__Goal__. Type out the data exactly as given. Skip any image.
-- start of Material supplied --
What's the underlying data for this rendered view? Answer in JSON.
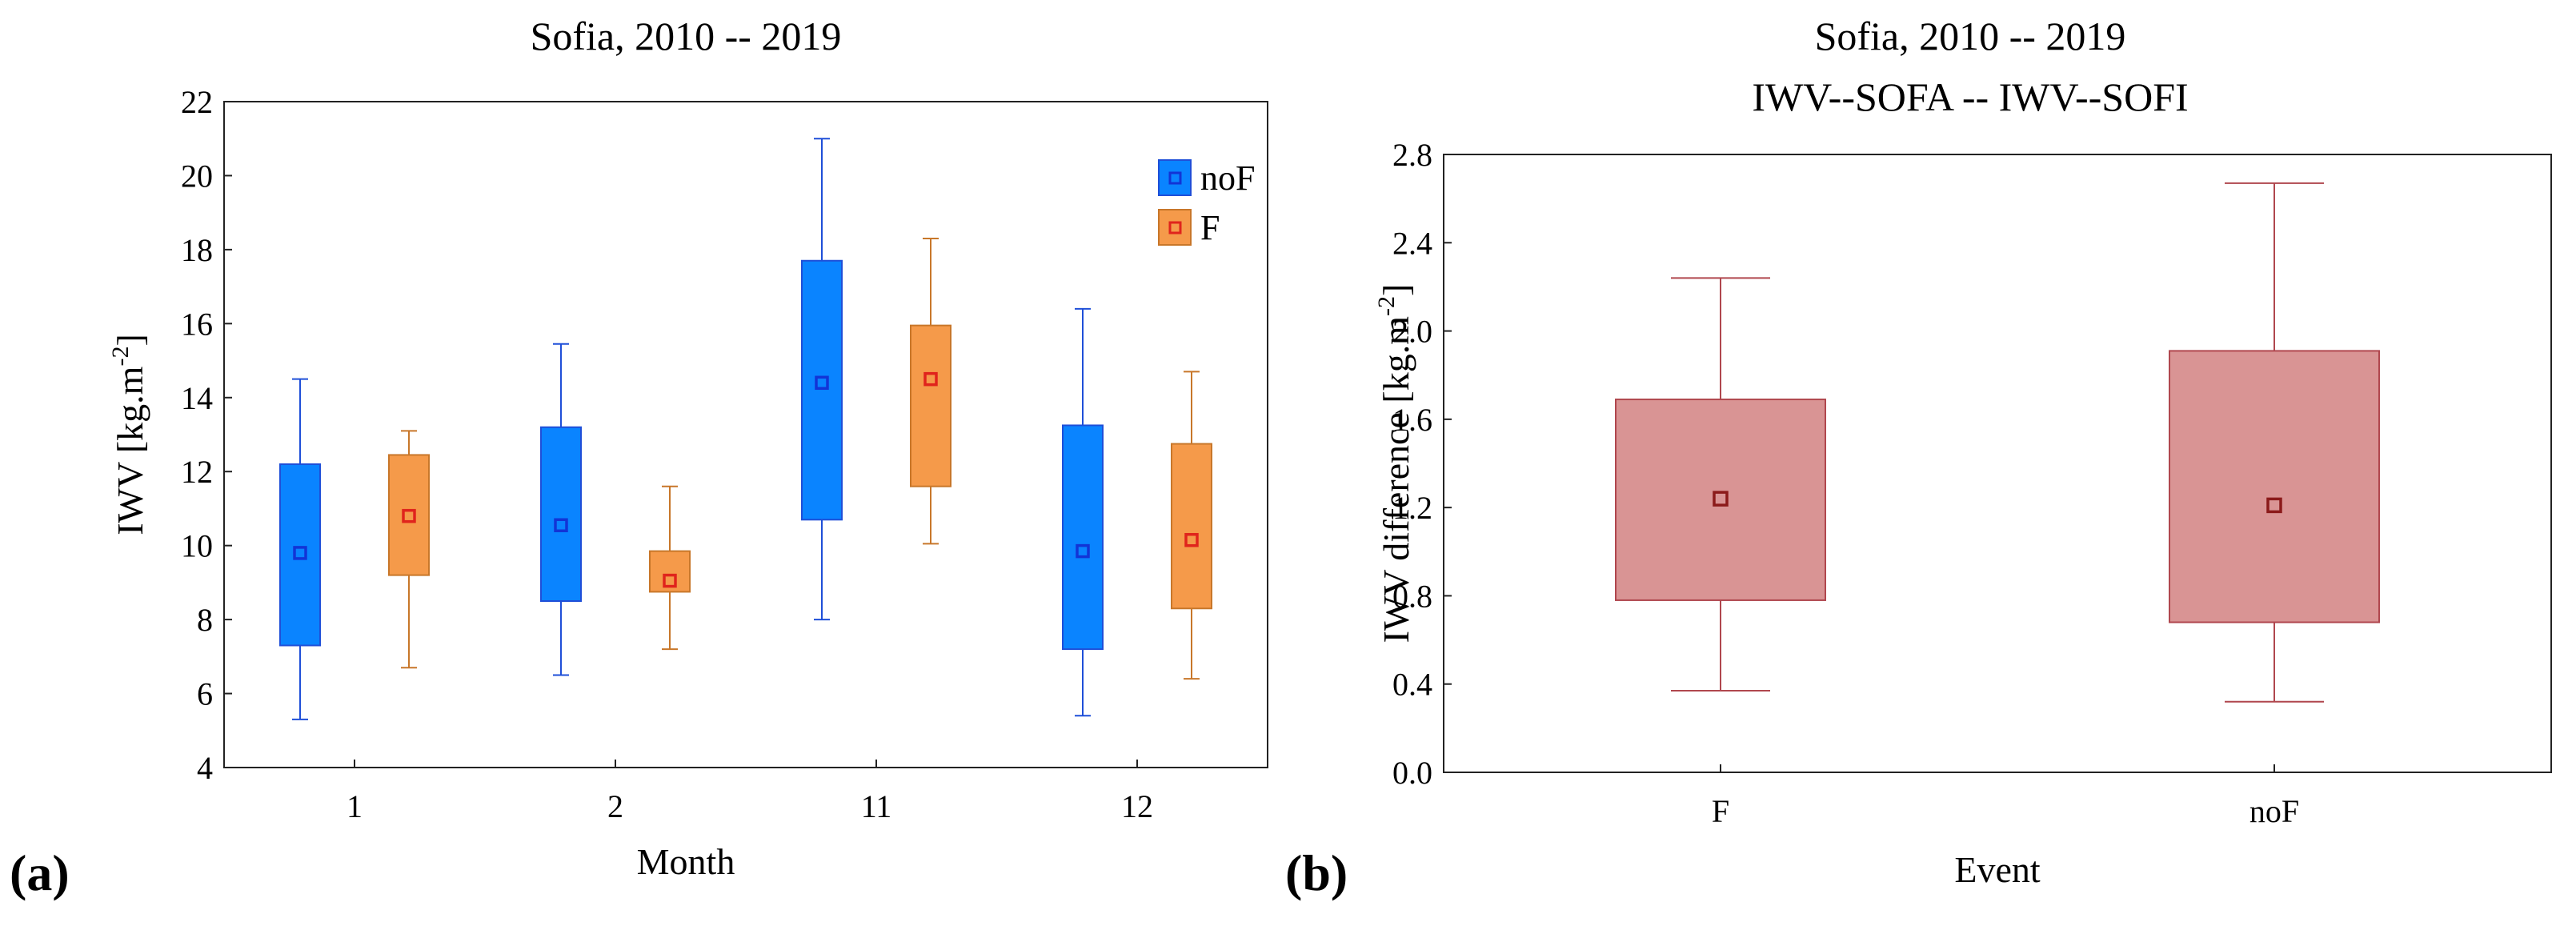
{
  "panel_labels": {
    "a": "(a)",
    "b": "(b)"
  },
  "chart_data": [
    {
      "type": "box",
      "title": "Sofia, 2010 -- 2019",
      "xlabel": "Month",
      "ylabel_main": "IWV [kg.m",
      "ylabel_sup": "-2",
      "ylabel_end": "]",
      "ylim": [
        4,
        22
      ],
      "yticks": [
        "4",
        "6",
        "8",
        "10",
        "12",
        "14",
        "16",
        "18",
        "20",
        "22"
      ],
      "categories": [
        "1",
        "2",
        "11",
        "12"
      ],
      "legend": {
        "placement": "top-right"
      },
      "series": [
        {
          "name": "noF",
          "fill": "#0a84ff",
          "edge": "#1f4fd8",
          "marker": "#1234d6",
          "whisker_low": [
            5.3,
            6.5,
            8.0,
            5.4
          ],
          "q1": [
            7.3,
            8.5,
            10.7,
            7.2
          ],
          "center": [
            9.8,
            10.55,
            14.4,
            9.85
          ],
          "q3": [
            12.2,
            13.2,
            17.7,
            13.25
          ],
          "whisker_high": [
            14.5,
            15.45,
            21.0,
            16.4
          ]
        },
        {
          "name": "F",
          "fill": "#f59a4a",
          "edge": "#c8772a",
          "marker": "#e0241c",
          "whisker_low": [
            6.7,
            7.2,
            10.05,
            6.4
          ],
          "q1": [
            9.2,
            8.75,
            11.6,
            8.3
          ],
          "center": [
            10.8,
            9.05,
            14.5,
            10.15
          ],
          "q3": [
            12.45,
            9.85,
            15.95,
            12.75
          ],
          "whisker_high": [
            13.1,
            11.6,
            18.3,
            14.7
          ]
        }
      ]
    },
    {
      "type": "box",
      "title": "Sofia, 2010 -- 2019",
      "subtitle": "IWV--SOFA -- IWV--SOFI",
      "xlabel": "Event",
      "ylabel_main": "IWV difference [kg.m",
      "ylabel_sup": "-2",
      "ylabel_end": "]",
      "ylim": [
        0.0,
        2.8
      ],
      "yticks": [
        "0.0",
        "0.4",
        "0.8",
        "1.2",
        "1.6",
        "2.0",
        "2.4",
        "2.8"
      ],
      "categories": [
        "F",
        "noF"
      ],
      "fill": "#d99494",
      "edge": "#b0474e",
      "marker": "#8b1a1a",
      "whisker_low": [
        0.37,
        0.32
      ],
      "q1": [
        0.78,
        0.68
      ],
      "center": [
        1.24,
        1.21
      ],
      "q3": [
        1.69,
        1.91
      ],
      "whisker_high": [
        2.24,
        2.67
      ]
    }
  ]
}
-- end of Material supplied --
__Solution for this task__.
What's the underlying data for this rendered view? Answer in JSON.
{
  "panel_labels": {
    "a": "(a)",
    "b": "(b)"
  },
  "chart_data": [
    {
      "type": "box",
      "title": "Sofia, 2010 -- 2019",
      "xlabel": "Month",
      "ylabel_main": "IWV [kg.m",
      "ylabel_sup": "-2",
      "ylabel_end": "]",
      "ylim": [
        4,
        22
      ],
      "yticks": [
        "4",
        "6",
        "8",
        "10",
        "12",
        "14",
        "16",
        "18",
        "20",
        "22"
      ],
      "categories": [
        "1",
        "2",
        "11",
        "12"
      ],
      "legend": {
        "placement": "top-right"
      },
      "series": [
        {
          "name": "noF",
          "fill": "#0a84ff",
          "edge": "#1f4fd8",
          "marker": "#1234d6",
          "whisker_low": [
            5.3,
            6.5,
            8.0,
            5.4
          ],
          "q1": [
            7.3,
            8.5,
            10.7,
            7.2
          ],
          "center": [
            9.8,
            10.55,
            14.4,
            9.85
          ],
          "q3": [
            12.2,
            13.2,
            17.7,
            13.25
          ],
          "whisker_high": [
            14.5,
            15.45,
            21.0,
            16.4
          ]
        },
        {
          "name": "F",
          "fill": "#f59a4a",
          "edge": "#c8772a",
          "marker": "#e0241c",
          "whisker_low": [
            6.7,
            7.2,
            10.05,
            6.4
          ],
          "q1": [
            9.2,
            8.75,
            11.6,
            8.3
          ],
          "center": [
            10.8,
            9.05,
            14.5,
            10.15
          ],
          "q3": [
            12.45,
            9.85,
            15.95,
            12.75
          ],
          "whisker_high": [
            13.1,
            11.6,
            18.3,
            14.7
          ]
        }
      ]
    },
    {
      "type": "box",
      "title": "Sofia, 2010 -- 2019",
      "subtitle": "IWV--SOFA -- IWV--SOFI",
      "xlabel": "Event",
      "ylabel_main": "IWV difference [kg.m",
      "ylabel_sup": "-2",
      "ylabel_end": "]",
      "ylim": [
        0.0,
        2.8
      ],
      "yticks": [
        "0.0",
        "0.4",
        "0.8",
        "1.2",
        "1.6",
        "2.0",
        "2.4",
        "2.8"
      ],
      "categories": [
        "F",
        "noF"
      ],
      "fill": "#d99494",
      "edge": "#b0474e",
      "marker": "#8b1a1a",
      "whisker_low": [
        0.37,
        0.32
      ],
      "q1": [
        0.78,
        0.68
      ],
      "center": [
        1.24,
        1.21
      ],
      "q3": [
        1.69,
        1.91
      ],
      "whisker_high": [
        2.24,
        2.67
      ]
    }
  ]
}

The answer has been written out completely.